=== Data records ===
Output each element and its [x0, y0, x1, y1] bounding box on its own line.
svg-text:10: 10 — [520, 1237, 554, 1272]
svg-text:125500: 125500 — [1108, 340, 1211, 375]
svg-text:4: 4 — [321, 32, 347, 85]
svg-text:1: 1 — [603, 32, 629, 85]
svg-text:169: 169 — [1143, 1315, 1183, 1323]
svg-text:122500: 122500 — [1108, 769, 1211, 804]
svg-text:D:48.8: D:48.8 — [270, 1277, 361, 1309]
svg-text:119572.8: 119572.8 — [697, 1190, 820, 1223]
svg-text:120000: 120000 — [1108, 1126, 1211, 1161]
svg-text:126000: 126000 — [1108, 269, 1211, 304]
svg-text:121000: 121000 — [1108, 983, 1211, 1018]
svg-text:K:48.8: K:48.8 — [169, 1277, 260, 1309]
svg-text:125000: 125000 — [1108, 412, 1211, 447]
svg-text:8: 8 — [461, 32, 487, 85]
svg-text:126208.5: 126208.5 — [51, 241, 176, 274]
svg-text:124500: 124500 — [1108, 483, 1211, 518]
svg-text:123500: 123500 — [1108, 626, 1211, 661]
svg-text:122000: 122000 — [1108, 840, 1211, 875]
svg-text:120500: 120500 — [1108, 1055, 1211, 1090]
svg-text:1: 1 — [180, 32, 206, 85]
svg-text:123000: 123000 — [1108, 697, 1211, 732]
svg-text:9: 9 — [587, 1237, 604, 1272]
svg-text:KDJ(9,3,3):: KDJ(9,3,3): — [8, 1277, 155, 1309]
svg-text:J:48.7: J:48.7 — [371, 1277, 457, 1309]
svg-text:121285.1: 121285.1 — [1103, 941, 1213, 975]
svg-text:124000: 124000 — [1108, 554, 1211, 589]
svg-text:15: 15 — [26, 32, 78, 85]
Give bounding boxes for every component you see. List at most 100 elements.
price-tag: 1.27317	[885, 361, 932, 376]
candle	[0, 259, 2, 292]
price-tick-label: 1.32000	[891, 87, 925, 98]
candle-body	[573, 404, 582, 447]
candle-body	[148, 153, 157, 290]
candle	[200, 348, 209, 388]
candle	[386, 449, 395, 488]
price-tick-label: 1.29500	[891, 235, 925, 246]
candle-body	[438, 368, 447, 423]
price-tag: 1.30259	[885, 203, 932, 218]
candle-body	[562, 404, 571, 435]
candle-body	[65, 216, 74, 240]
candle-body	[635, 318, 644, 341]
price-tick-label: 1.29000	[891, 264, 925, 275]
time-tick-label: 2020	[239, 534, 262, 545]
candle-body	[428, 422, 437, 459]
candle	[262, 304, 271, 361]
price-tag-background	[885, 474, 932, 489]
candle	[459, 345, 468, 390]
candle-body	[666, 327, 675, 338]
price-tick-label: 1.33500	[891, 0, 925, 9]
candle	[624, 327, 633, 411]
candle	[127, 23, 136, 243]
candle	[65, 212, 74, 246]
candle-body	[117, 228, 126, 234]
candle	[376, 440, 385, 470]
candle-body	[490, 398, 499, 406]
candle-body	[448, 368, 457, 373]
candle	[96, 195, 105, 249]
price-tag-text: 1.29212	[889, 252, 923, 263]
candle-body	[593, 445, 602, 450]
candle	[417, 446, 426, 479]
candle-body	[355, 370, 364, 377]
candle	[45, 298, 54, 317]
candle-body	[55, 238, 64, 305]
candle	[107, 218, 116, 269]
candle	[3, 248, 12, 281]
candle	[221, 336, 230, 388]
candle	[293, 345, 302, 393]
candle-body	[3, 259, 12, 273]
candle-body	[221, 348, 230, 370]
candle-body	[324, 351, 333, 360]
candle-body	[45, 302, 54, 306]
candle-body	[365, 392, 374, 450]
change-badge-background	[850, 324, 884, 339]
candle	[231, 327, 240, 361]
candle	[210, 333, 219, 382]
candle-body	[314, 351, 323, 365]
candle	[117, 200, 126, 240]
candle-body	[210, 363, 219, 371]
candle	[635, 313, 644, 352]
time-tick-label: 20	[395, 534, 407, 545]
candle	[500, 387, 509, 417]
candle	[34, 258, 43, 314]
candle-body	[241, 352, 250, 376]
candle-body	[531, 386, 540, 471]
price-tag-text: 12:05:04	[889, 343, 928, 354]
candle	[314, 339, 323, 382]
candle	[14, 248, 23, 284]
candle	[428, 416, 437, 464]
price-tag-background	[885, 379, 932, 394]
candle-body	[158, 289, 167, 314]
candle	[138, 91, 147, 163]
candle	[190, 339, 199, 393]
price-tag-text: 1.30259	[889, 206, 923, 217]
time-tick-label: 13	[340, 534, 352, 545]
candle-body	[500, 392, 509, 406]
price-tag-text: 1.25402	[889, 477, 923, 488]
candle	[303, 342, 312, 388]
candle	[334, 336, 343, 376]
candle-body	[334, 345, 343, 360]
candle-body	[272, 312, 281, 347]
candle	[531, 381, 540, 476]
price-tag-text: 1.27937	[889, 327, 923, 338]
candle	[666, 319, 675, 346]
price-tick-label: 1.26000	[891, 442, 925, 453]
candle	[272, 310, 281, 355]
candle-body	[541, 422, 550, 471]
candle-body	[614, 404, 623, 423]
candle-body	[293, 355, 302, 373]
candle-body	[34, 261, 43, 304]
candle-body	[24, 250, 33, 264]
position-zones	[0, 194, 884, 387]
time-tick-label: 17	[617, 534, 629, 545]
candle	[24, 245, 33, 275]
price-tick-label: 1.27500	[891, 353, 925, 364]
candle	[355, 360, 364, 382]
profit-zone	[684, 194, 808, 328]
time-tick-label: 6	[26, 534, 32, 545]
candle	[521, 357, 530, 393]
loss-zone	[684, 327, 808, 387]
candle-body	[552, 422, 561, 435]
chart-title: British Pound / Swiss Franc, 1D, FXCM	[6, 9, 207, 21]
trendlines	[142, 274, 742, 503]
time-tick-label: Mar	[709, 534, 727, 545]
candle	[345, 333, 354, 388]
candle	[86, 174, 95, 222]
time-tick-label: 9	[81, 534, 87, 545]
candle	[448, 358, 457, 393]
===
** Problem **
Reproduce all of the rows above verbatim, one line for each line.

** Written response **
Output each element and its [x0, y0, x1, y1] bounding box on its own line.
svg-text:10: 10 — [520, 1237, 554, 1272]
svg-text:125500: 125500 — [1108, 340, 1211, 375]
svg-text:4: 4 — [321, 32, 347, 85]
svg-text:1: 1 — [603, 32, 629, 85]
svg-text:169: 169 — [1143, 1315, 1183, 1323]
svg-text:122500: 122500 — [1108, 769, 1211, 804]
svg-text:D:48.8: D:48.8 — [270, 1277, 361, 1309]
svg-text:119572.8: 119572.8 — [697, 1190, 820, 1223]
svg-text:120000: 120000 — [1108, 1126, 1211, 1161]
svg-text:126000: 126000 — [1108, 269, 1211, 304]
svg-text:121000: 121000 — [1108, 983, 1211, 1018]
svg-text:K:48.8: K:48.8 — [169, 1277, 260, 1309]
svg-text:125000: 125000 — [1108, 412, 1211, 447]
svg-text:8: 8 — [461, 32, 487, 85]
svg-text:126208.5: 126208.5 — [51, 241, 176, 274]
svg-text:124500: 124500 — [1108, 483, 1211, 518]
svg-text:123500: 123500 — [1108, 626, 1211, 661]
svg-text:122000: 122000 — [1108, 840, 1211, 875]
svg-text:120500: 120500 — [1108, 1055, 1211, 1090]
svg-text:1: 1 — [180, 32, 206, 85]
svg-text:123000: 123000 — [1108, 697, 1211, 732]
svg-text:9: 9 — [587, 1237, 604, 1272]
svg-text:KDJ(9,3,3):: KDJ(9,3,3): — [8, 1277, 155, 1309]
svg-text:J:48.7: J:48.7 — [371, 1277, 457, 1309]
svg-text:121285.1: 121285.1 — [1103, 941, 1213, 975]
svg-text:124000: 124000 — [1108, 554, 1211, 589]
svg-text:15: 15 — [26, 32, 78, 85]
Give bounding boxes for every component you see. List at most 100 elements.
price-tag: 1.27317	[885, 361, 932, 376]
candle	[0, 259, 2, 292]
price-tick-label: 1.32000	[891, 87, 925, 98]
candle-body	[573, 404, 582, 447]
candle-body	[148, 153, 157, 290]
candle	[200, 348, 209, 388]
candle	[386, 449, 395, 488]
price-tick-label: 1.29500	[891, 235, 925, 246]
candle-body	[438, 368, 447, 423]
price-tag: 1.30259	[885, 203, 932, 218]
candle-body	[562, 404, 571, 435]
candle-body	[65, 216, 74, 240]
candle-body	[635, 318, 644, 341]
price-tick-label: 1.29000	[891, 264, 925, 275]
time-tick-label: 2020	[239, 534, 262, 545]
candle-body	[428, 422, 437, 459]
candle	[262, 304, 271, 361]
price-tag-background	[885, 474, 932, 489]
candle	[459, 345, 468, 390]
candle-body	[666, 327, 675, 338]
price-tick-label: 1.33500	[891, 0, 925, 9]
candle	[624, 327, 633, 411]
candle	[127, 23, 136, 243]
candle	[65, 212, 74, 246]
candle-body	[117, 228, 126, 234]
candle	[376, 440, 385, 470]
candle-body	[490, 398, 499, 406]
candle-body	[448, 368, 457, 373]
candle	[96, 195, 105, 249]
price-tag-text: 1.29212	[889, 252, 923, 263]
candle-body	[593, 445, 602, 450]
candle	[417, 446, 426, 479]
candle-body	[355, 370, 364, 377]
candle	[45, 298, 54, 317]
candle-body	[55, 238, 64, 305]
candle	[107, 218, 116, 269]
candle	[3, 248, 12, 281]
candle	[221, 336, 230, 388]
candle	[293, 345, 302, 393]
candle-body	[3, 259, 12, 273]
candle-body	[221, 348, 230, 370]
candle-body	[324, 351, 333, 360]
candle-body	[45, 302, 54, 306]
candle-body	[365, 392, 374, 450]
change-badge-background	[850, 324, 884, 339]
candle	[231, 327, 240, 361]
candle	[210, 333, 219, 382]
candle-body	[314, 351, 323, 365]
candle	[117, 200, 126, 240]
candle-body	[210, 363, 219, 371]
candle	[635, 313, 644, 352]
time-tick-label: 20	[395, 534, 407, 545]
candle	[500, 387, 509, 417]
candle	[34, 258, 43, 314]
candle-body	[241, 352, 250, 376]
candle-body	[531, 386, 540, 471]
price-tag-text: 12:05:04	[889, 343, 928, 354]
candle	[314, 339, 323, 382]
candle	[14, 248, 23, 284]
candle	[428, 416, 437, 464]
price-tag-background	[885, 379, 932, 394]
candle-body	[158, 289, 167, 314]
candle	[138, 91, 147, 163]
candle	[190, 339, 199, 393]
price-tag-text: 1.30259	[889, 206, 923, 217]
time-tick-label: 13	[340, 534, 352, 545]
candle-body	[500, 392, 509, 406]
price-tag-text: 1.25402	[889, 477, 923, 488]
candle	[303, 342, 312, 388]
candle	[334, 336, 343, 376]
candle-body	[334, 345, 343, 360]
candle-body	[272, 312, 281, 347]
candle	[531, 381, 540, 476]
price-tag-text: 1.27937	[889, 327, 923, 338]
candle	[666, 319, 675, 346]
price-tick-label: 1.26000	[891, 442, 925, 453]
candle	[272, 310, 281, 355]
candle-body	[541, 422, 550, 471]
candle-body	[614, 404, 623, 423]
candle-body	[293, 355, 302, 373]
candle-body	[34, 261, 43, 304]
candle-body	[24, 250, 33, 264]
position-zones	[0, 194, 884, 387]
time-tick-label: 17	[617, 534, 629, 545]
candle	[24, 245, 33, 275]
price-tick-label: 1.27500	[891, 353, 925, 364]
candle	[355, 360, 364, 382]
profit-zone	[684, 194, 808, 328]
time-tick-label: 6	[26, 534, 32, 545]
candle	[521, 357, 530, 393]
loss-zone	[684, 327, 808, 387]
candle-body	[552, 422, 561, 435]
chart-title: British Pound / Swiss Franc, 1D, FXCM	[6, 9, 207, 21]
trendlines	[142, 274, 742, 503]
time-tick-label: Mar	[709, 534, 727, 545]
candle	[345, 333, 354, 388]
candle	[86, 174, 95, 222]
time-tick-label: 9	[81, 534, 87, 545]
candle	[448, 358, 457, 393]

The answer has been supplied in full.